Set problem:
Locate the word "panel" in the material, then show every line that holds it.

Data to process:
+---+

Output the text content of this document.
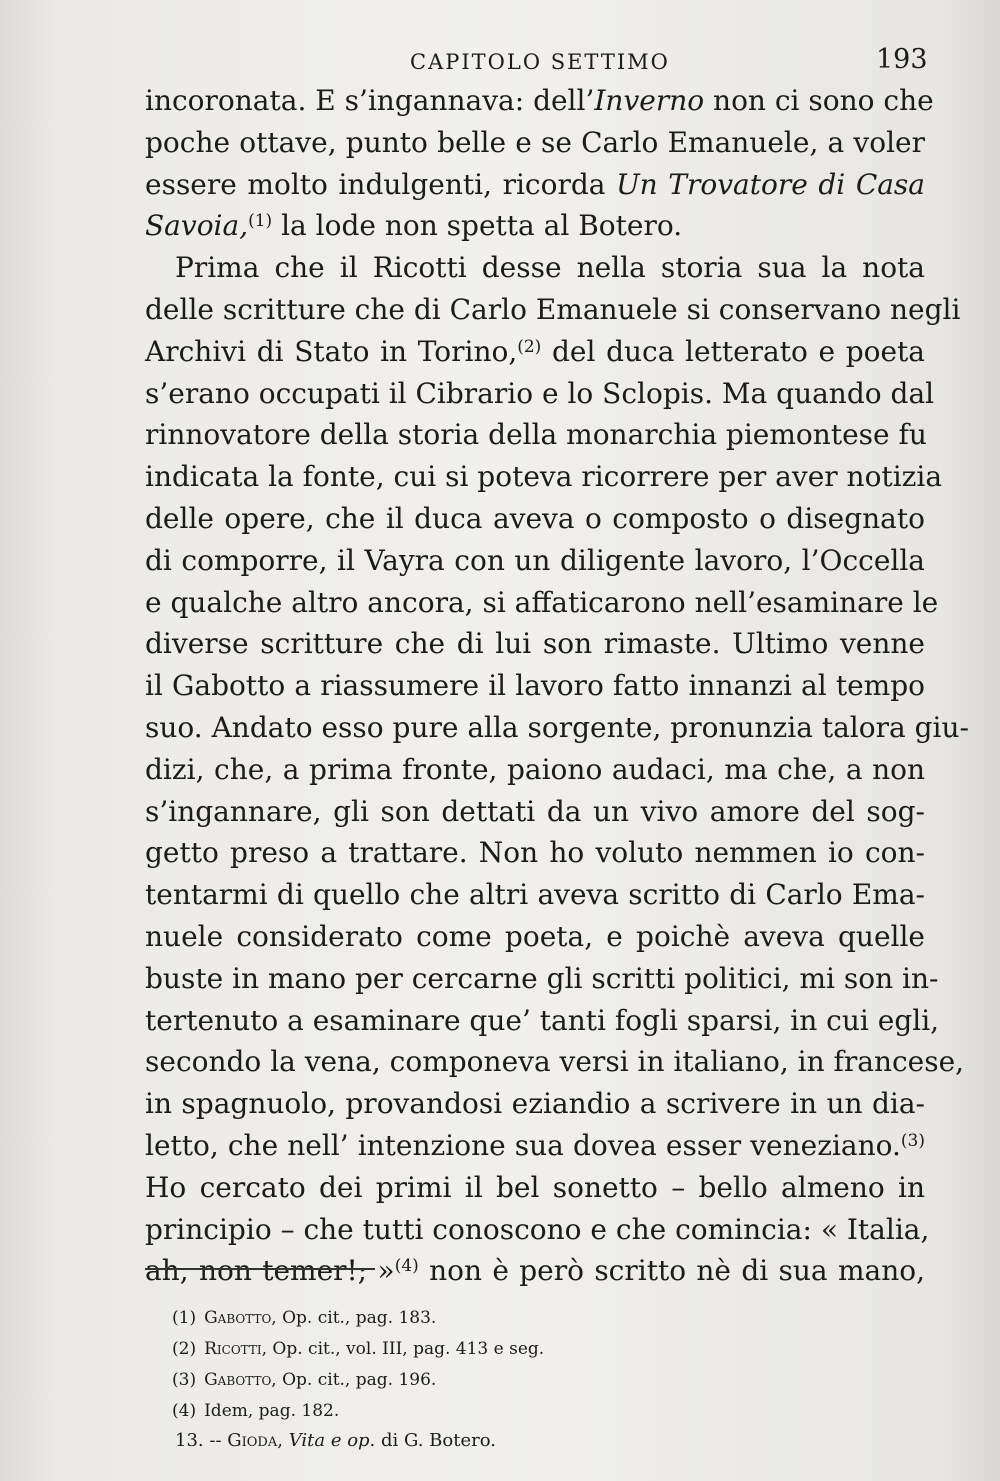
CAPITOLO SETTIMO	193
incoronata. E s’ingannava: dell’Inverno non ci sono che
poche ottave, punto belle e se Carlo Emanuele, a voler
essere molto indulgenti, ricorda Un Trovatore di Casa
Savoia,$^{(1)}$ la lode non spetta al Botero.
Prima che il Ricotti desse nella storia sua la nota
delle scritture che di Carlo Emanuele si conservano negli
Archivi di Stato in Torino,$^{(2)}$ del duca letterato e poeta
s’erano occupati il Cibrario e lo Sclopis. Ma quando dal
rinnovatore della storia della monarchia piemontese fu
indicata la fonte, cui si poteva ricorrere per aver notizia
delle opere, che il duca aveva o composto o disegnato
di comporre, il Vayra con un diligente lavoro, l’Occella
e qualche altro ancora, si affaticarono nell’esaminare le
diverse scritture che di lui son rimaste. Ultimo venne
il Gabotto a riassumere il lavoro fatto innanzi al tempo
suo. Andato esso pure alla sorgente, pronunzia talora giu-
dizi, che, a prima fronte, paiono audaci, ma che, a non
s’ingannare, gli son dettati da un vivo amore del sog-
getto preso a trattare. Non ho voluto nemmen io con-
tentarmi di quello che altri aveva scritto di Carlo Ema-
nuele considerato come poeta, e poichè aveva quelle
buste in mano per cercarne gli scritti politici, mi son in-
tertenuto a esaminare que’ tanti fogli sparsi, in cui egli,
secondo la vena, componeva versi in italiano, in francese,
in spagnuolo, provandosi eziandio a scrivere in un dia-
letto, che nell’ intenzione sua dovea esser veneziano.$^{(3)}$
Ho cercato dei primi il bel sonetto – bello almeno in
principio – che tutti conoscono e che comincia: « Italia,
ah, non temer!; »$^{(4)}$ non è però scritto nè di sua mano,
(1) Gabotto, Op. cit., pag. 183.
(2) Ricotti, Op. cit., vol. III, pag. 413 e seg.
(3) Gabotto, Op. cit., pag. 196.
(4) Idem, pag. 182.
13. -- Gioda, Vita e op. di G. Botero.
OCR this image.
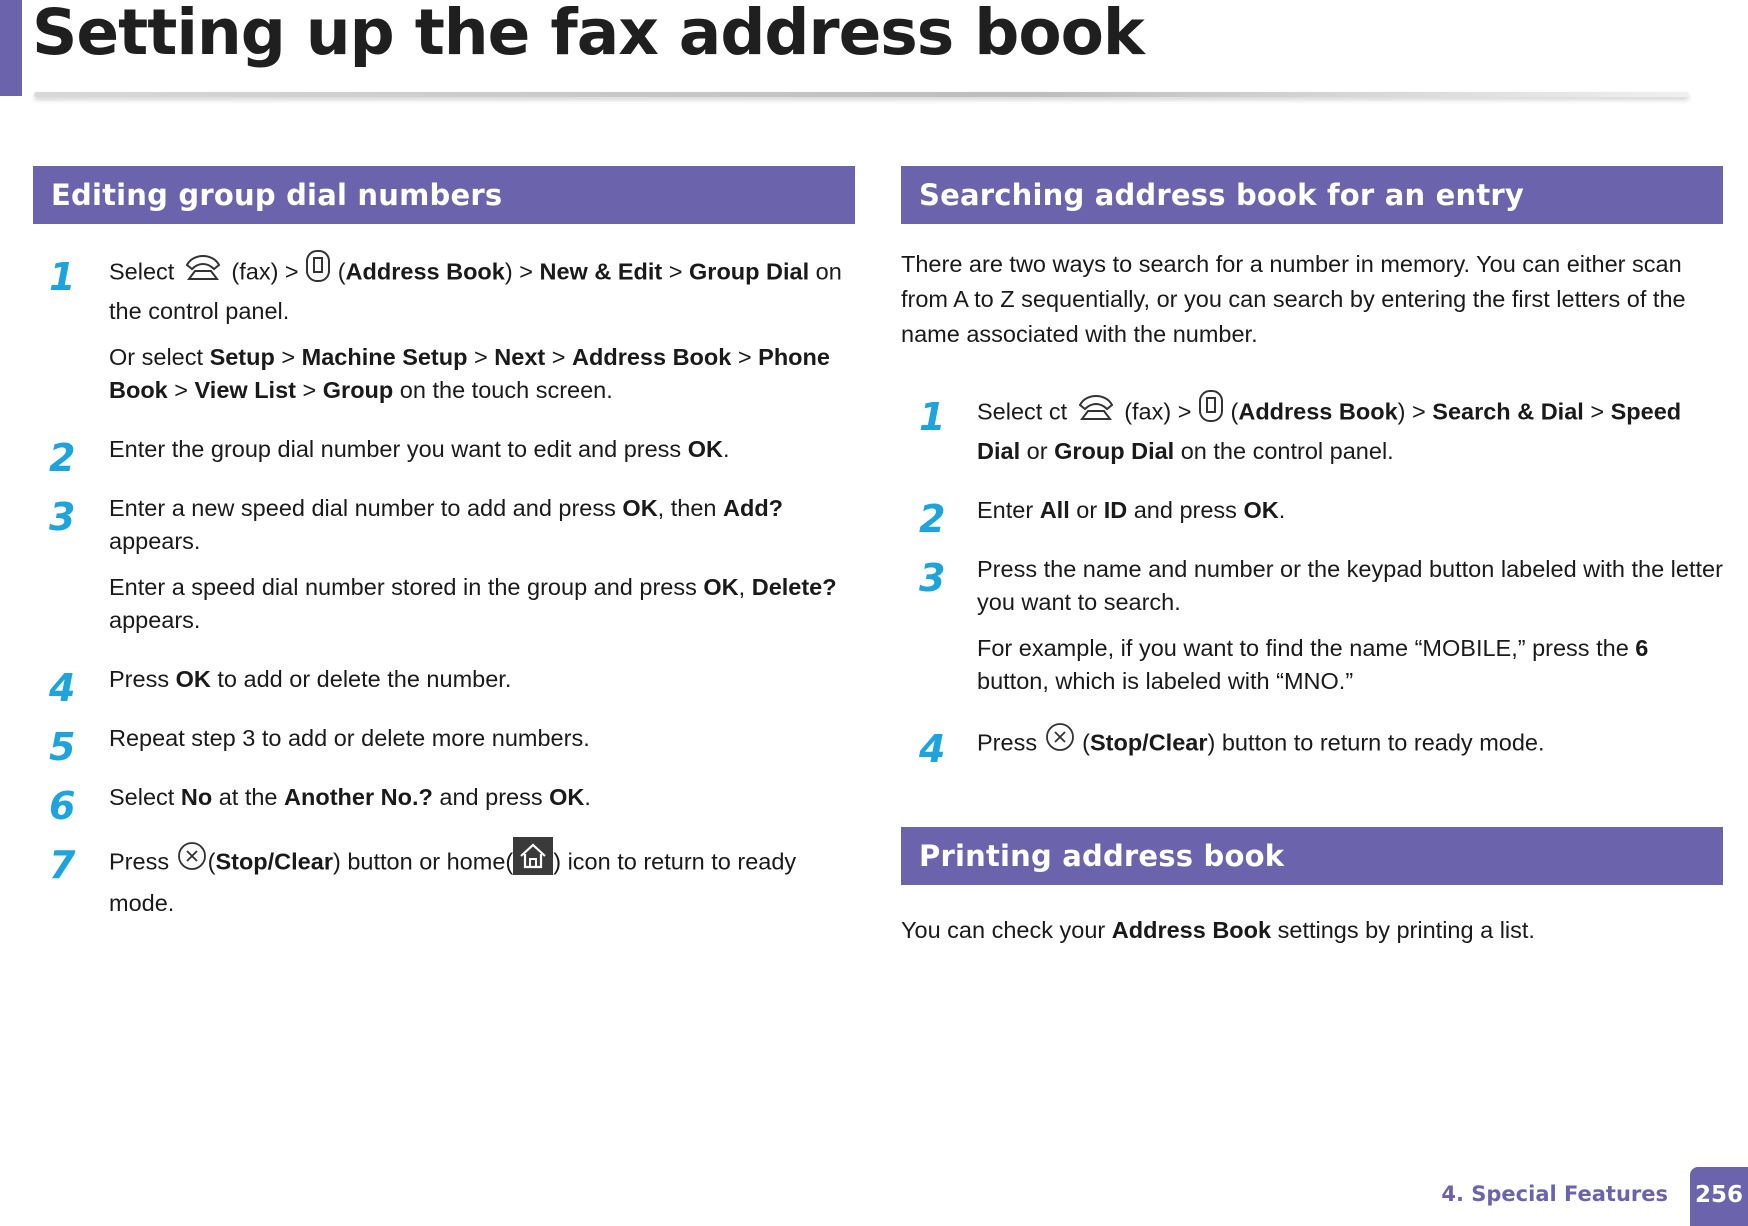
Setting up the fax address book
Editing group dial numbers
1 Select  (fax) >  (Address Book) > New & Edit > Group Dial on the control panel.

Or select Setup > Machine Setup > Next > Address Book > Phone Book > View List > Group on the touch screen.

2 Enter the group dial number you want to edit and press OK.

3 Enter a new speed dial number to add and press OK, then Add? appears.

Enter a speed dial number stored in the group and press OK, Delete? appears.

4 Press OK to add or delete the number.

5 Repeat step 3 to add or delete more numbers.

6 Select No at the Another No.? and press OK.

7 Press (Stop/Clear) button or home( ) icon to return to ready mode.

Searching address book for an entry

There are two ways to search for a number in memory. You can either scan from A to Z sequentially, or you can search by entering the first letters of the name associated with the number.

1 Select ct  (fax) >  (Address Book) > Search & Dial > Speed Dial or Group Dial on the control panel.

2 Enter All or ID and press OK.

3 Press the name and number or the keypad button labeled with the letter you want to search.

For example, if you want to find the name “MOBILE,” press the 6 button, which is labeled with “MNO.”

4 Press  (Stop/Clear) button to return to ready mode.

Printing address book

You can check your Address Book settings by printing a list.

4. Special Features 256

+---+

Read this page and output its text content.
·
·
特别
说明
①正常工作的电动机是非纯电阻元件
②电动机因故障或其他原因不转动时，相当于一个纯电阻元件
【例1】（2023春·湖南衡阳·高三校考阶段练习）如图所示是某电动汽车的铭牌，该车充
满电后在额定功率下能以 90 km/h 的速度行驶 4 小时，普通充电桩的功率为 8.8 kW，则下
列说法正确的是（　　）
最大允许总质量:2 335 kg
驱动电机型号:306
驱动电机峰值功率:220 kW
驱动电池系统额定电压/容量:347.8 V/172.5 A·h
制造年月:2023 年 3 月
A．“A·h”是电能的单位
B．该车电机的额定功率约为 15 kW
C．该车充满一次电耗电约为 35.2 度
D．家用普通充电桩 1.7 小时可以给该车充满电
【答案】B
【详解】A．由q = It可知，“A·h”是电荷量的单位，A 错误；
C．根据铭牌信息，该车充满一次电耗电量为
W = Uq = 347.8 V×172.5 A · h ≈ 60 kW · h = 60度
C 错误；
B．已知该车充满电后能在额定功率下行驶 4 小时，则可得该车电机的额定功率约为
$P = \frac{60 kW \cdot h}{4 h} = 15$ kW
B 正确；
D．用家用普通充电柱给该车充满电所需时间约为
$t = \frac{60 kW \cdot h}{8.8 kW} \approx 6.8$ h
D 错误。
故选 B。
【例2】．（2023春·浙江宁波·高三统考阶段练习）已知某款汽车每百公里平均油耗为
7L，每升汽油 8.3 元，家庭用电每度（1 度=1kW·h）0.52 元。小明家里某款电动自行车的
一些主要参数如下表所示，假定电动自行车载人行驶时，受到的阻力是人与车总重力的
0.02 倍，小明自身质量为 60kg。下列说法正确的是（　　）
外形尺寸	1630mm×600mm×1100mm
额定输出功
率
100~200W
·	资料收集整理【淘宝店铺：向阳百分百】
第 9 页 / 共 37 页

+---+

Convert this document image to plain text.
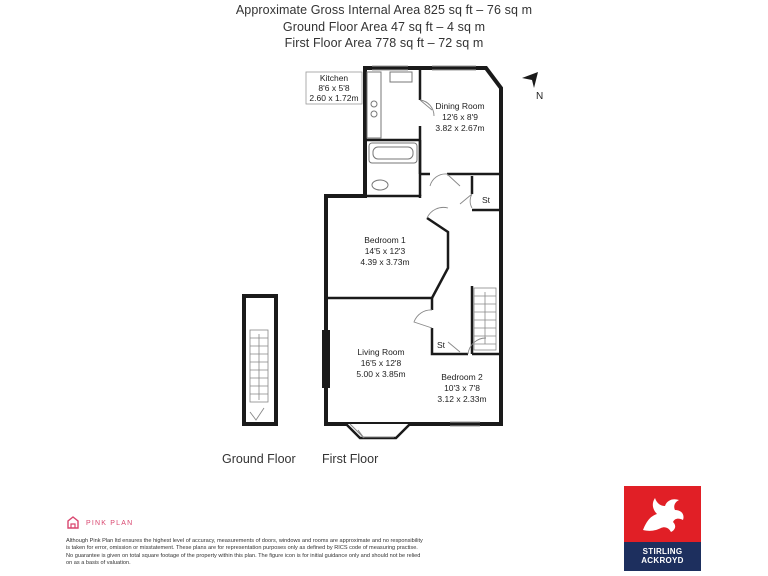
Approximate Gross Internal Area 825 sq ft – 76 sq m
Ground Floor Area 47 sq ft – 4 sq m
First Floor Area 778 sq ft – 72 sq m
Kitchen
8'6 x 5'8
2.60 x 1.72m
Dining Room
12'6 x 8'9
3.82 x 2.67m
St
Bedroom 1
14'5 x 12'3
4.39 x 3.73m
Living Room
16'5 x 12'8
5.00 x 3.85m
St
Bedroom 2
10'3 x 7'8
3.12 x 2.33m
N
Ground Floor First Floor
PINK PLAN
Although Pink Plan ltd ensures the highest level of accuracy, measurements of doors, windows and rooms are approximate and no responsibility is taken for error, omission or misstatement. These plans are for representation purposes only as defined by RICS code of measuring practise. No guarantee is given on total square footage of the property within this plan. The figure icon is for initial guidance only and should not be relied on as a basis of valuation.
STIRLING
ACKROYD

+---+

Result:
1 Select  (fax) >  (Address Book) > New & Edit > Group Dial on the control panel.
1 Select ct  (fax) >  (Address Book) > Search & Dial > Speed Dial or Group Dial on the control panel.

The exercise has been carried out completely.